Collected data entries
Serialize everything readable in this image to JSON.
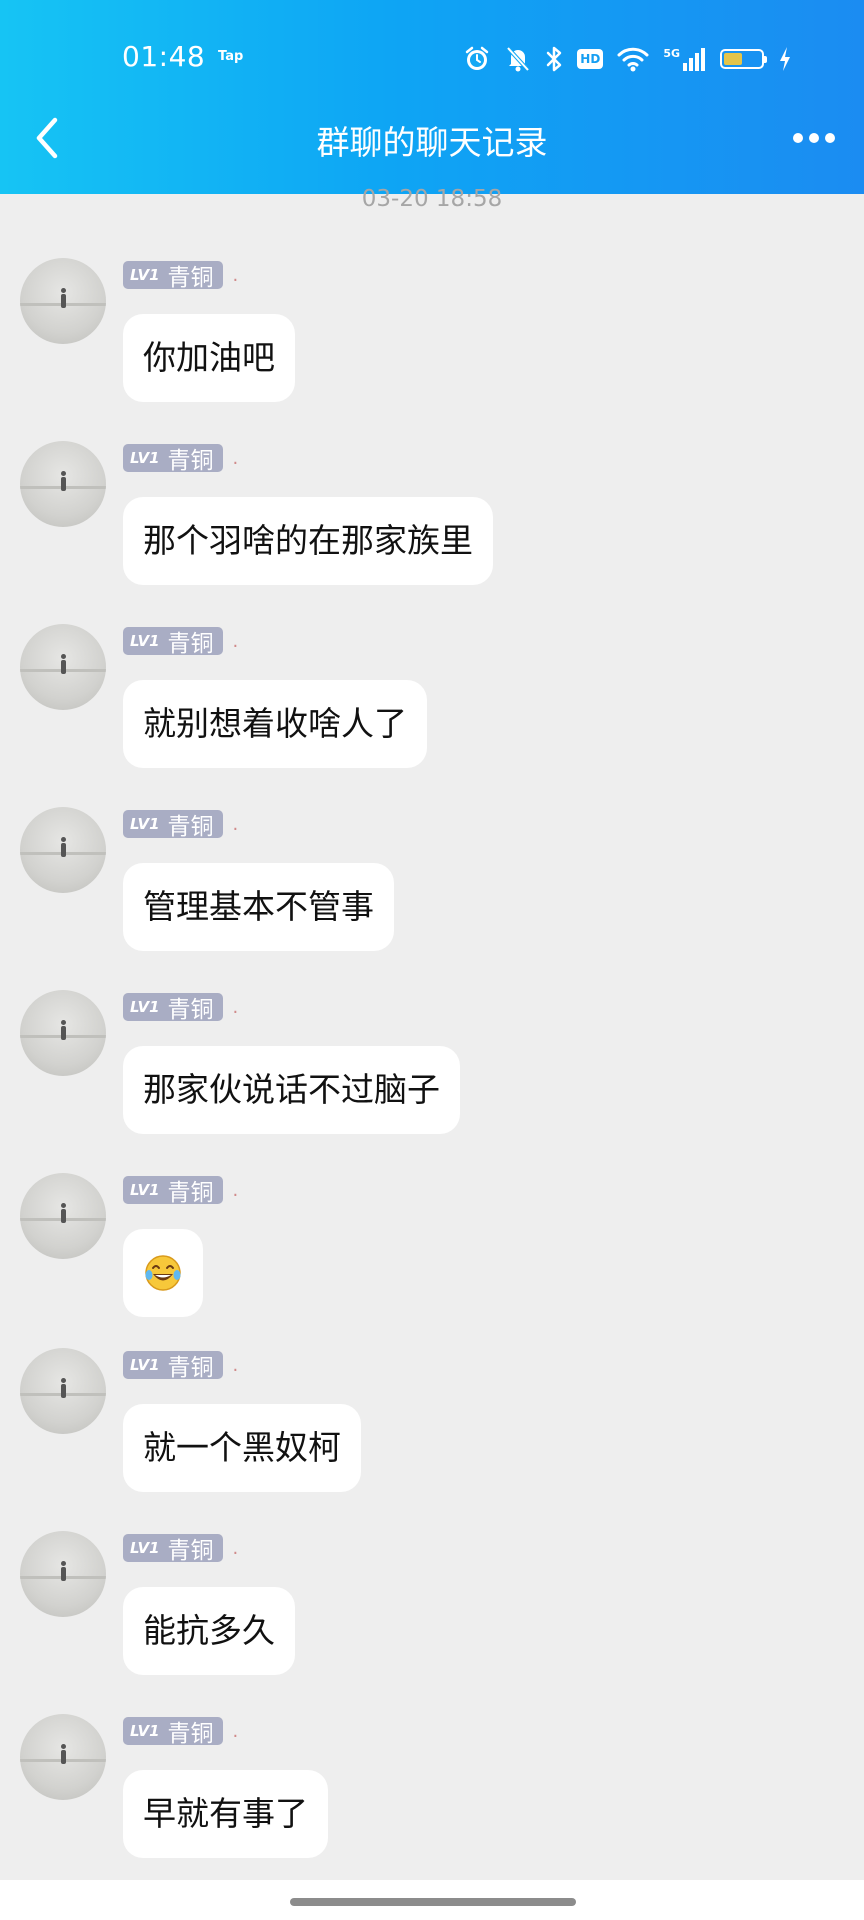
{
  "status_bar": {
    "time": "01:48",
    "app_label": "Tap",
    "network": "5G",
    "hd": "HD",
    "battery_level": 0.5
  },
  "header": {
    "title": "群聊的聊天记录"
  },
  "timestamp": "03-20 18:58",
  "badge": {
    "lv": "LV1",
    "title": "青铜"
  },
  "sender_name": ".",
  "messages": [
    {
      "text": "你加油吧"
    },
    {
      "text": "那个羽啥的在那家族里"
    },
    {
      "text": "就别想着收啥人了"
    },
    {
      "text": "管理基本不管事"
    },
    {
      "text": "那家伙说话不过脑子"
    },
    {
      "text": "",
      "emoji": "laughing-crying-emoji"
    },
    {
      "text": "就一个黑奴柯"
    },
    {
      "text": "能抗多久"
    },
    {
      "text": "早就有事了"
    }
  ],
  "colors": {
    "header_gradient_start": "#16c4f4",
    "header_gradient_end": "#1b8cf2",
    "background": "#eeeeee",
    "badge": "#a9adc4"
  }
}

| Exercise requirements |
All of the lines above should be printed exactly, minus the pictures.

| Completed exercise |
Serialize everything readable in this image to JSON.
{
  "status_bar": {
    "time": "01:48",
    "app_label": "Tap",
    "network": "5G",
    "hd": "HD",
    "battery_level": 0.5
  },
  "header": {
    "title": "群聊的聊天记录"
  },
  "timestamp": "03-20 18:58",
  "badge": {
    "lv": "LV1",
    "title": "青铜"
  },
  "sender_name": ".",
  "messages": [
    {
      "text": "你加油吧"
    },
    {
      "text": "那个羽啥的在那家族里"
    },
    {
      "text": "就别想着收啥人了"
    },
    {
      "text": "管理基本不管事"
    },
    {
      "text": "那家伙说话不过脑子"
    },
    {
      "text": "",
      "emoji": "laughing-crying-emoji"
    },
    {
      "text": "就一个黑奴柯"
    },
    {
      "text": "能抗多久"
    },
    {
      "text": "早就有事了"
    }
  ],
  "colors": {
    "header_gradient_start": "#16c4f4",
    "header_gradient_end": "#1b8cf2",
    "background": "#eeeeee",
    "badge": "#a9adc4"
  }
}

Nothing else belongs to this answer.